Stated exercise » Copy out every record below with complete accuracy.

Dataset excerpts »
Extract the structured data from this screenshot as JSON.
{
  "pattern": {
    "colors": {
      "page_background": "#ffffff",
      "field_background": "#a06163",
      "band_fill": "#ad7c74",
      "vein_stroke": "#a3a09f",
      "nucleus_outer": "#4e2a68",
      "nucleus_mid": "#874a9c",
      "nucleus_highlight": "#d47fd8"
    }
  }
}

Response to this exercise »
Extract the structured data from this screenshot as JSON.
{
  "pattern": {
    "colors": {
      "page_background": "#ffffff",
      "field_background": "#a06163",
      "band_fill": "#ad7c74",
      "vein_stroke": "#a3a09f",
      "nucleus_outer": "#4e2a68",
      "nucleus_mid": "#874a9c",
      "nucleus_highlight": "#d47fd8"
    }
  }
}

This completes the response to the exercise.